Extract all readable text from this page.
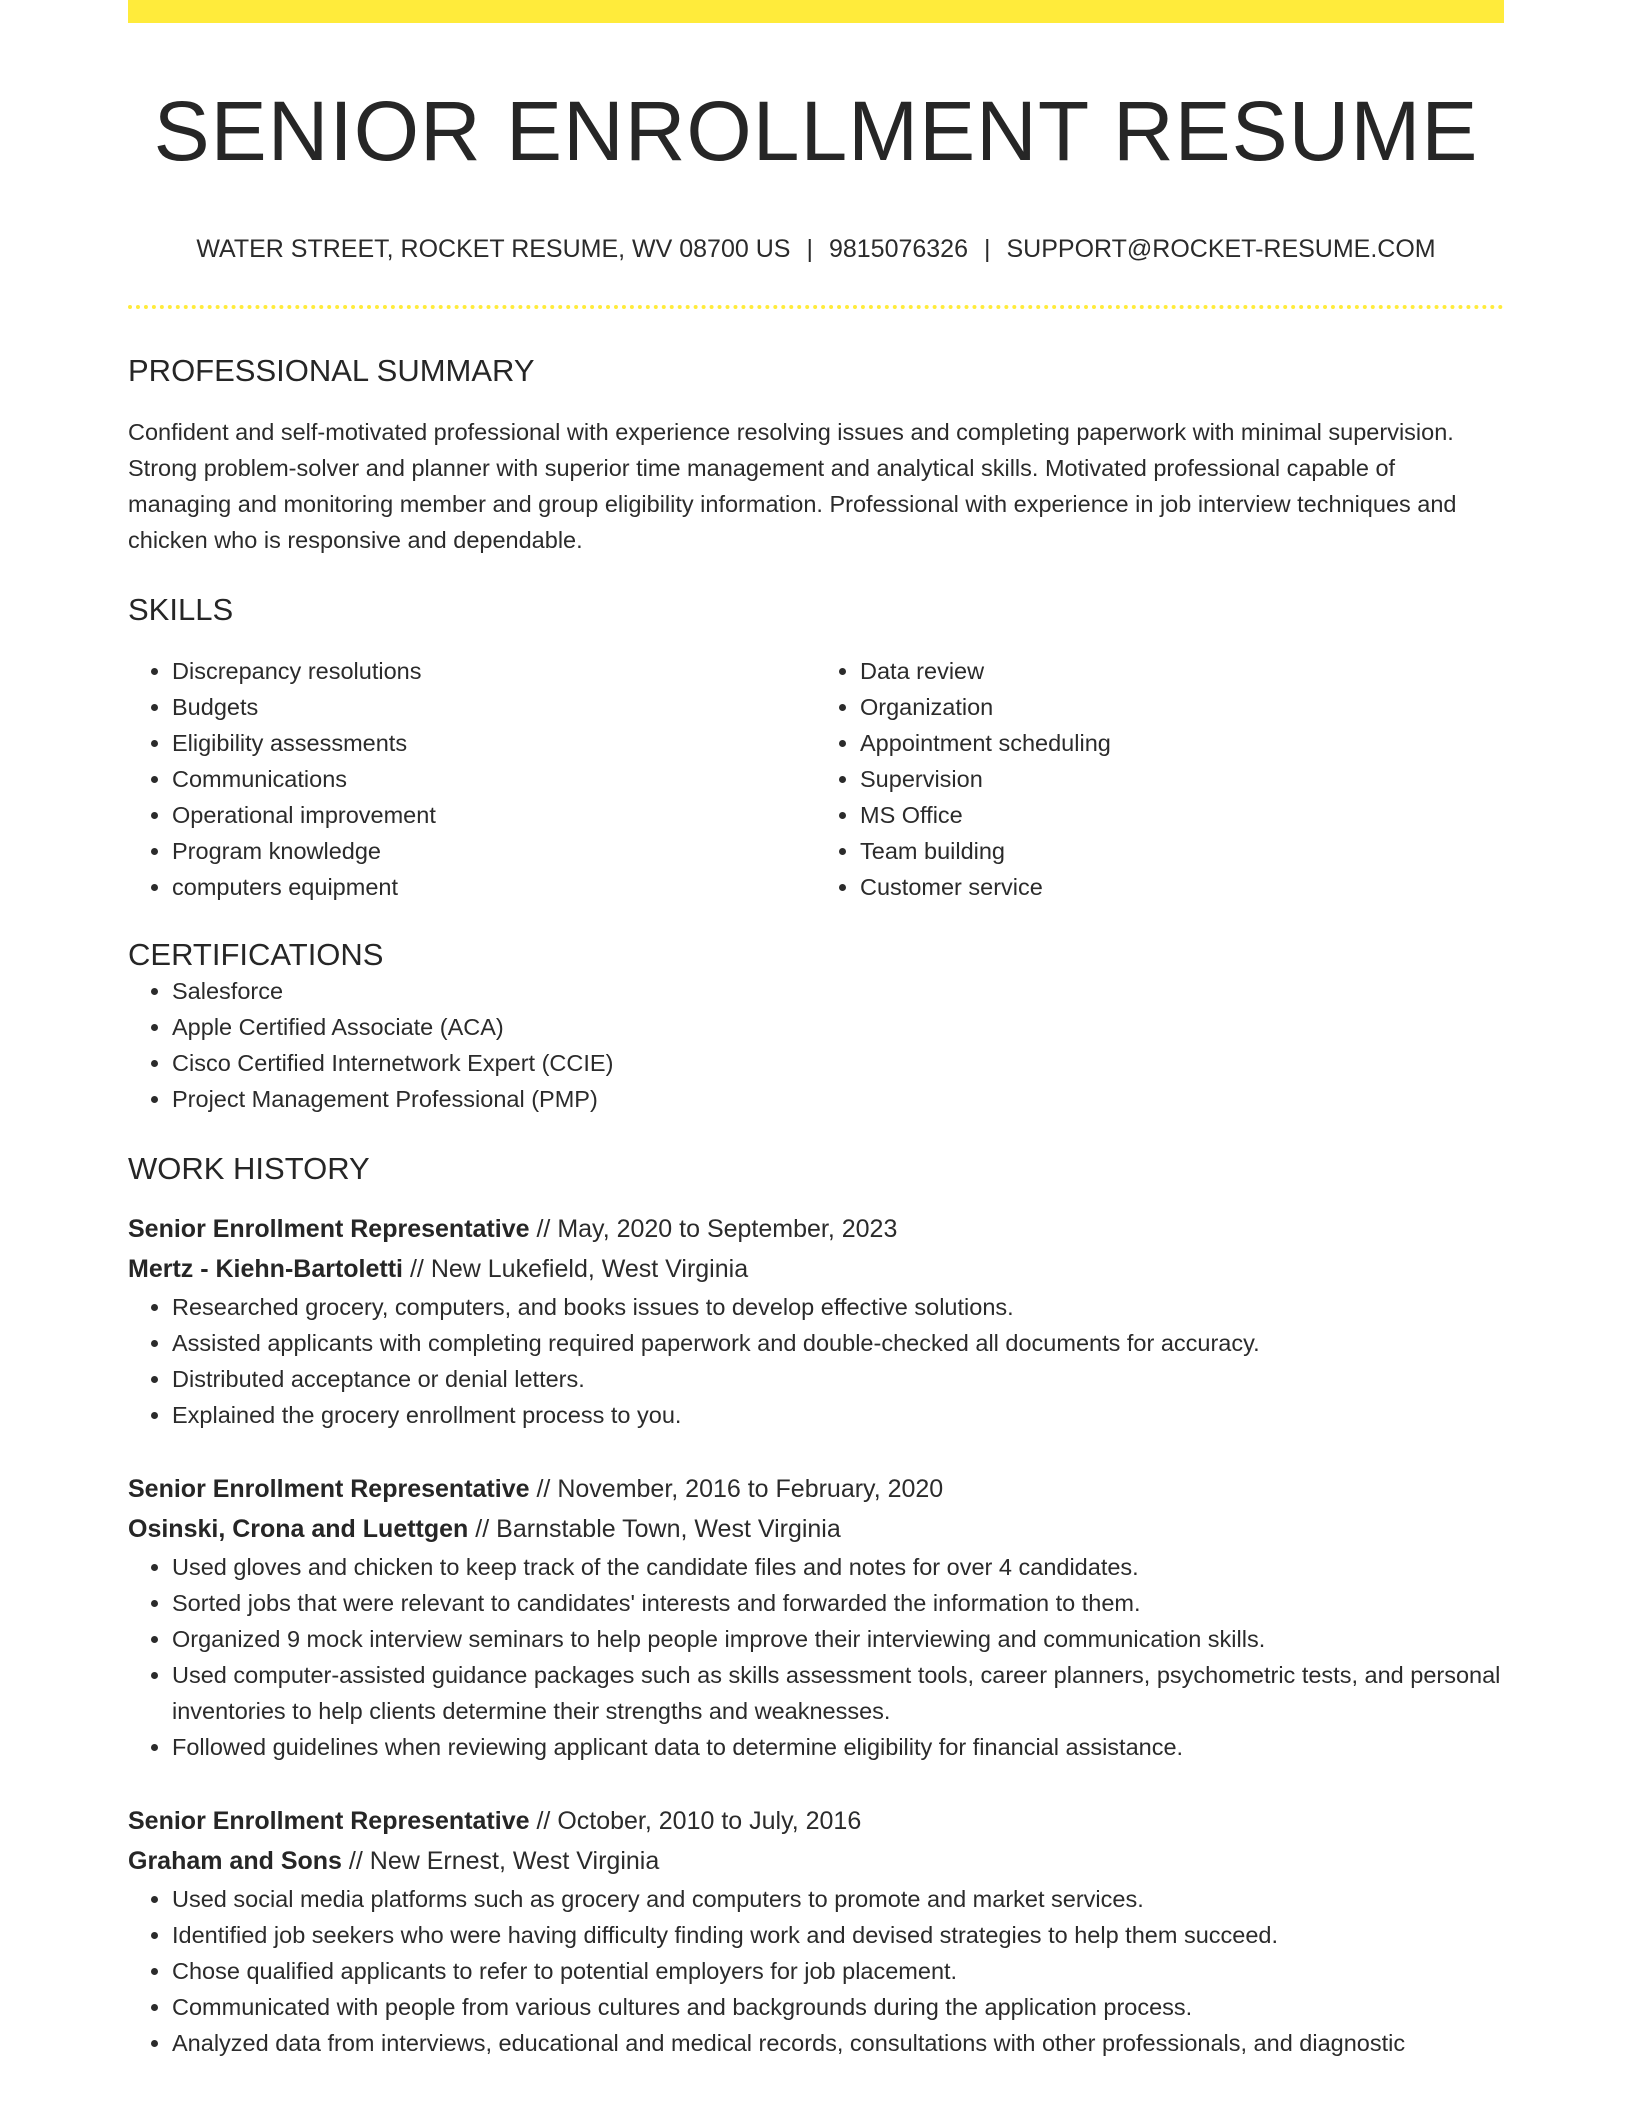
SENIOR ENROLLMENT RESUME
WATER STREET, ROCKET RESUME, WV 08700 US | 9815076326 | SUPPORT@ROCKET-RESUME.COM
PROFESSIONAL SUMMARY
Confident and self-motivated professional with experience resolving issues and completing paperwork with minimal supervision. Strong problem-solver and planner with superior time management and analytical skills. Motivated professional capable of managing and monitoring member and group eligibility information. Professional with experience in job interview techniques and chicken who is responsive and dependable.
SKILLS
• Discrepancy resolutions
• Budgets
• Eligibility assessments
• Communications
• Operational improvement
• Program knowledge
• computers equipment
• Data review
• Organization
• Appointment scheduling
• Supervision
• MS Office
• Team building
• Customer service
CERTIFICATIONS
• Salesforce
• Apple Certified Associate (ACA)
• Cisco Certified Internetwork Expert (CCIE)
• Project Management Professional (PMP)
WORK HISTORY
Senior Enrollment Representative // May, 2020 to September, 2023
Mertz - Kiehn-Bartoletti // New Lukefield, West Virginia
• Researched grocery, computers, and books issues to develop effective solutions.
• Assisted applicants with completing required paperwork and double-checked all documents for accuracy.
• Distributed acceptance or denial letters.
• Explained the grocery enrollment process to you.
Senior Enrollment Representative // November, 2016 to February, 2020
Osinski, Crona and Luettgen // Barnstable Town, West Virginia
• Used gloves and chicken to keep track of the candidate files and notes for over 4 candidates.
• Sorted jobs that were relevant to candidates' interests and forwarded the information to them.
• Organized 9 mock interview seminars to help people improve their interviewing and communication skills.
• Used computer-assisted guidance packages such as skills assessment tools, career planners, psychometric tests, and personal inventories to help clients determine their strengths and weaknesses.
• Followed guidelines when reviewing applicant data to determine eligibility for financial assistance.
Senior Enrollment Representative // October, 2010 to July, 2016
Graham and Sons // New Ernest, West Virginia
• Used social media platforms such as grocery and computers to promote and market services.
• Identified job seekers who were having difficulty finding work and devised strategies to help them succeed.
• Chose qualified applicants to refer to potential employers for job placement.
• Communicated with people from various cultures and backgrounds during the application process.
• Analyzed data from interviews, educational and medical records, consultations with other professionals, and diagnostic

************

Would you return the data exactly as written, without the pictures?

Result of the exercise:
Extract all readable text from this page.
SENIOR ENROLLMENT RESUME
WATER STREET, ROCKET RESUME, WV 08700 US | 9815076326 | SUPPORT@ROCKET-RESUME.COM
PROFESSIONAL SUMMARY
Confident and self-motivated professional with experience resolving issues and completing paperwork with minimal supervision. Strong problem-solver and planner with superior time management and analytical skills. Motivated professional capable of managing and monitoring member and group eligibility information. Professional with experience in job interview techniques and chicken who is responsive and dependable.
SKILLS
• Discrepancy resolutions
• Budgets
• Eligibility assessments
• Communications
• Operational improvement
• Program knowledge
• computers equipment
• Data review
• Organization
• Appointment scheduling
• Supervision
• MS Office
• Team building
• Customer service
CERTIFICATIONS
• Salesforce
• Apple Certified Associate (ACA)
• Cisco Certified Internetwork Expert (CCIE)
• Project Management Professional (PMP)
WORK HISTORY
Senior Enrollment Representative // May, 2020 to September, 2023
Mertz - Kiehn-Bartoletti // New Lukefield, West Virginia
• Researched grocery, computers, and books issues to develop effective solutions.
• Assisted applicants with completing required paperwork and double-checked all documents for accuracy.
• Distributed acceptance or denial letters.
• Explained the grocery enrollment process to you.
Senior Enrollment Representative // November, 2016 to February, 2020
Osinski, Crona and Luettgen // Barnstable Town, West Virginia
• Used gloves and chicken to keep track of the candidate files and notes for over 4 candidates.
• Sorted jobs that were relevant to candidates' interests and forwarded the information to them.
• Organized 9 mock interview seminars to help people improve their interviewing and communication skills.
• Used computer-assisted guidance packages such as skills assessment tools, career planners, psychometric tests, and personal inventories to help clients determine their strengths and weaknesses.
• Followed guidelines when reviewing applicant data to determine eligibility for financial assistance.
Senior Enrollment Representative // October, 2010 to July, 2016
Graham and Sons // New Ernest, West Virginia
• Used social media platforms such as grocery and computers to promote and market services.
• Identified job seekers who were having difficulty finding work and devised strategies to help them succeed.
• Chose qualified applicants to refer to potential employers for job placement.
• Communicated with people from various cultures and backgrounds during the application process.
• Analyzed data from interviews, educational and medical records, consultations with other professionals, and diagnostic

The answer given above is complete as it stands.